▶ **Task prompt**:
In the forum thread about internet service and expat life in the Philippines, retype the section that opens with the words containing "Bottom line is" and closes with "for the house.".
━━ Text passage
If your connected in some way to Globe sorry about the bad review's  but if the company was honest upfront and not so vague with their answers I'd still be with them and so would many others, I'm a customer that was involved with a serious Globe issue, so they should have kept us informed on when this issue will get fixed. 

Sad thing is there's this huge tower about 100 meters from us and it's like ghost tower and very few pods left on it, surprised if they're even in business anymore and they had the most customers in our area, every one switched to PLDT.

Bottom line is not the name of the provider but what's your the Internet service like in the Municipality and then next the Barangay that the expat will call his home, so if I were to recommend a service it would be useless, this something each expat will have to do some research on when he's here.


----------



## dalamar (Sep 1, 2012)

unggoy, my idea is to live in a gated subdivisionm they are 8000-12000 pesos per sqmt for the lot, and another 6-8M for the house.

Something like this: http://lapu-lapu.locanto.ph/ID_262428195/WEST-BEND-house-and-lot-near-beach-mactan-cebu-phil.html

I don't know the difference between immigrating and moving in a rolling visa... I will check.

Crime and terrorism looks scary... I may need to reconsider it, it might not be worth it to be stressed because of that, could be a better option to retire in Spain by the beach and have a holidays home in the Philippines.
━━━━
━━ Entries shown
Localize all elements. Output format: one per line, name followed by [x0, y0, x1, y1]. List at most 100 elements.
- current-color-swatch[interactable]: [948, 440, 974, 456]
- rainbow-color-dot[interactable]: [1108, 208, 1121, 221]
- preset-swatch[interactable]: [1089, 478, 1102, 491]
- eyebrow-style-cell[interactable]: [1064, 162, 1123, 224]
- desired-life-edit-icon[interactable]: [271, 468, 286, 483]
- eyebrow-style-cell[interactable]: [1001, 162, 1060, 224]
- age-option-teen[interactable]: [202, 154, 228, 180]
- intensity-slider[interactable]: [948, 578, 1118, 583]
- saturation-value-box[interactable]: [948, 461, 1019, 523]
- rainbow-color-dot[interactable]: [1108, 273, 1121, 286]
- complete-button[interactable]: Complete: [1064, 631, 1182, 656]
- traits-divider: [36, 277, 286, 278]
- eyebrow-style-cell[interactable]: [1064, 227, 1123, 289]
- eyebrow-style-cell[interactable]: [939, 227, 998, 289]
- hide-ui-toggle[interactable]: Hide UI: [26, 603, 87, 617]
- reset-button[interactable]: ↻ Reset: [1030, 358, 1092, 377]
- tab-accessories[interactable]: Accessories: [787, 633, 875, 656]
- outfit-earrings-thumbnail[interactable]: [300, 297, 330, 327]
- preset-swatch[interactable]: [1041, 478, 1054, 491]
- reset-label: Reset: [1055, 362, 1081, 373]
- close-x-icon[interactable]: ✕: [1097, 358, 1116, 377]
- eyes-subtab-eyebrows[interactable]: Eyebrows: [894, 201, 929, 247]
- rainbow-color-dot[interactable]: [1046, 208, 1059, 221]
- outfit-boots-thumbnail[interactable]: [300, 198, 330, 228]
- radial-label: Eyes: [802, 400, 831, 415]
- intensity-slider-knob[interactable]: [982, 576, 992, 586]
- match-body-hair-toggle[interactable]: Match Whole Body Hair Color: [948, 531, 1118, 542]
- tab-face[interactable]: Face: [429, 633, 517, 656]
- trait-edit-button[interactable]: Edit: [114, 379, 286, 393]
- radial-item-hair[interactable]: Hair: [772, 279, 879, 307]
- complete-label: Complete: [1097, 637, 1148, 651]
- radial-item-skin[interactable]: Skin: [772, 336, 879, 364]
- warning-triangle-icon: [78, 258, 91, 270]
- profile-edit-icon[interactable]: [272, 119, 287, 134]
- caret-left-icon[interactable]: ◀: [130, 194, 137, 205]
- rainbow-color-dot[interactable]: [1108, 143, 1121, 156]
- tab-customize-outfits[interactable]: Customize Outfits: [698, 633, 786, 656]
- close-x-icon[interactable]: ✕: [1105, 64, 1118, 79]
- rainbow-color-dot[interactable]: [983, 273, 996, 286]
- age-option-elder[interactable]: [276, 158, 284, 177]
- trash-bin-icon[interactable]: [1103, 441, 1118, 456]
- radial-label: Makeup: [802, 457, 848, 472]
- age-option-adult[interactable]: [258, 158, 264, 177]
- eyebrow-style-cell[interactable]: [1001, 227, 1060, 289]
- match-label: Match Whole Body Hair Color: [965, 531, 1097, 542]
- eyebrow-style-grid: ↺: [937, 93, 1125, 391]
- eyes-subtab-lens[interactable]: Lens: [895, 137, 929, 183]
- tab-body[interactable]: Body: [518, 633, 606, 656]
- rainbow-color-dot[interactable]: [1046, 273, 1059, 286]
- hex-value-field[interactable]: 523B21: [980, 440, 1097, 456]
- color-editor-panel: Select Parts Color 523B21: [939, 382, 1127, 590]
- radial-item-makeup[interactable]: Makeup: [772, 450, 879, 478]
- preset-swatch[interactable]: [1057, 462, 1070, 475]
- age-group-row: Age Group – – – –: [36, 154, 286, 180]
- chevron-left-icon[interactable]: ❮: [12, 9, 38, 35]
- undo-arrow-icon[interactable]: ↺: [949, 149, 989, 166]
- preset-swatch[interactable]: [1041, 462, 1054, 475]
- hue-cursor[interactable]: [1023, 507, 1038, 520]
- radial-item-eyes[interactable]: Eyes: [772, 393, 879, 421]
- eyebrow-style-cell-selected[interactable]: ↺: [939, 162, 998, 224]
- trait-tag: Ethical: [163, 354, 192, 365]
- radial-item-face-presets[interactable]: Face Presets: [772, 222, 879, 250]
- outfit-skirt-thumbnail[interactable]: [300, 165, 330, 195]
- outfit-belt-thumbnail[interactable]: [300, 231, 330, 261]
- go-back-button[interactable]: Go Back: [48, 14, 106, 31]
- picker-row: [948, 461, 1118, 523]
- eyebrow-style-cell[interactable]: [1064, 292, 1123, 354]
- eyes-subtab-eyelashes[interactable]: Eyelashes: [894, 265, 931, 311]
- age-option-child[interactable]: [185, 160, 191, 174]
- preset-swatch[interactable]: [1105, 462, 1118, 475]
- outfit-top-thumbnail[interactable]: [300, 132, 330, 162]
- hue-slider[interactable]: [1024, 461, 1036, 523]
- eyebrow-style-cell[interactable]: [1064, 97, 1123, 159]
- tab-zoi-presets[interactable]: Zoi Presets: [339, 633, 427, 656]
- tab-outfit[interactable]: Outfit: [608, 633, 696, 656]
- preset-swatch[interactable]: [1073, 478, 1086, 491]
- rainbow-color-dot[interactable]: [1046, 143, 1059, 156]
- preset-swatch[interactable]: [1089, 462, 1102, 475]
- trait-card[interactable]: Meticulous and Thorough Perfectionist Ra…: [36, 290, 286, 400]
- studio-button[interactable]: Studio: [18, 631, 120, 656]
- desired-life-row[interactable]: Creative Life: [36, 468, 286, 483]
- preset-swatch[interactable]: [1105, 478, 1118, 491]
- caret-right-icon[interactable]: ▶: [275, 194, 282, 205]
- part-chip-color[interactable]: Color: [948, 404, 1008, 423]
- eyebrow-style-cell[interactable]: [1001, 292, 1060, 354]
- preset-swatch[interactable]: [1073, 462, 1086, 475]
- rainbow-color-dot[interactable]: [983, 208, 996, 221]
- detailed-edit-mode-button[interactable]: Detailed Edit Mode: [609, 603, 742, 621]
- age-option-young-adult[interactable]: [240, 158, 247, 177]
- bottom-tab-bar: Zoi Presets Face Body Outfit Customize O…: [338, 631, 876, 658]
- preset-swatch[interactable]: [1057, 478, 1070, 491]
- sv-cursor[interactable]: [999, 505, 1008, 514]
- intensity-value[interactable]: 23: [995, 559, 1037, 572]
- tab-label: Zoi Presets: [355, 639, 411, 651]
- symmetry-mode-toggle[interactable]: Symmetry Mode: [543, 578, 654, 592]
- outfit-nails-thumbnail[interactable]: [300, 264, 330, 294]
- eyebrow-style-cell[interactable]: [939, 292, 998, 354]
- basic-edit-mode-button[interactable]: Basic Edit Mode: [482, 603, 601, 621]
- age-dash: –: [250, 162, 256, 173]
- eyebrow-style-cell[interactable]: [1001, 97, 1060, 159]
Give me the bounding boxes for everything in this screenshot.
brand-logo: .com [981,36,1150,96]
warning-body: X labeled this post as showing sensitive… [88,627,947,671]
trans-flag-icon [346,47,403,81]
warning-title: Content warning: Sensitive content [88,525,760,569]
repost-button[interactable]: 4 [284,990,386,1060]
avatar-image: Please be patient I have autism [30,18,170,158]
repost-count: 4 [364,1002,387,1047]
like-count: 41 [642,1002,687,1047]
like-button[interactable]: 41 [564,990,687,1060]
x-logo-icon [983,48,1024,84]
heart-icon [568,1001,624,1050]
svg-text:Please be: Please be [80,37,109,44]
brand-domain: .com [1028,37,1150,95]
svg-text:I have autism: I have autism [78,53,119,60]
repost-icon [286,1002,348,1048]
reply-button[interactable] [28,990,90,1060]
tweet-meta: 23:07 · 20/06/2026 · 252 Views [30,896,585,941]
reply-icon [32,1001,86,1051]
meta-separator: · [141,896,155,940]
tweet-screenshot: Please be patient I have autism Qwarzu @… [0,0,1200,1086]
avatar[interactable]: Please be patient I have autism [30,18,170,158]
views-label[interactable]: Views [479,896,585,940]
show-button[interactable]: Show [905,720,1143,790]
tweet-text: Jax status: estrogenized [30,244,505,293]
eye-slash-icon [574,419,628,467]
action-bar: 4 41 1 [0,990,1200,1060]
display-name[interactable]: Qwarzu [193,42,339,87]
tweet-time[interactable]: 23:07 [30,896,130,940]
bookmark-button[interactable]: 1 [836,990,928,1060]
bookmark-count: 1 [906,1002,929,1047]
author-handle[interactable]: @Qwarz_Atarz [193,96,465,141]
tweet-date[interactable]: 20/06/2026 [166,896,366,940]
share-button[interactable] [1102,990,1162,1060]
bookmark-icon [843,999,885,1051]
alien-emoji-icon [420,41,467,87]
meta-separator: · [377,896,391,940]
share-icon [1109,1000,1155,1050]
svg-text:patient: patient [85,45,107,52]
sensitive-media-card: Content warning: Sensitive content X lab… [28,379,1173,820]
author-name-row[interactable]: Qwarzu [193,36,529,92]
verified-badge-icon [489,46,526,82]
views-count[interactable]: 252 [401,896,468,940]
━━━━
▶ **Exercise result**:
Bottom line is not the name of the provider but what's your the Internet service like in the Municipality and then next the Barangay that the expat will call his home, so if I were to recommend a service it would be useless, this something each expat will have to do some research on when he's here.


----------



## dalamar (Sep 1, 2012)

unggoy, my idea is to live in a gated subdivisionm they are 8000-12000 pesos per sqmt for the lot, and another 6-8M for the house.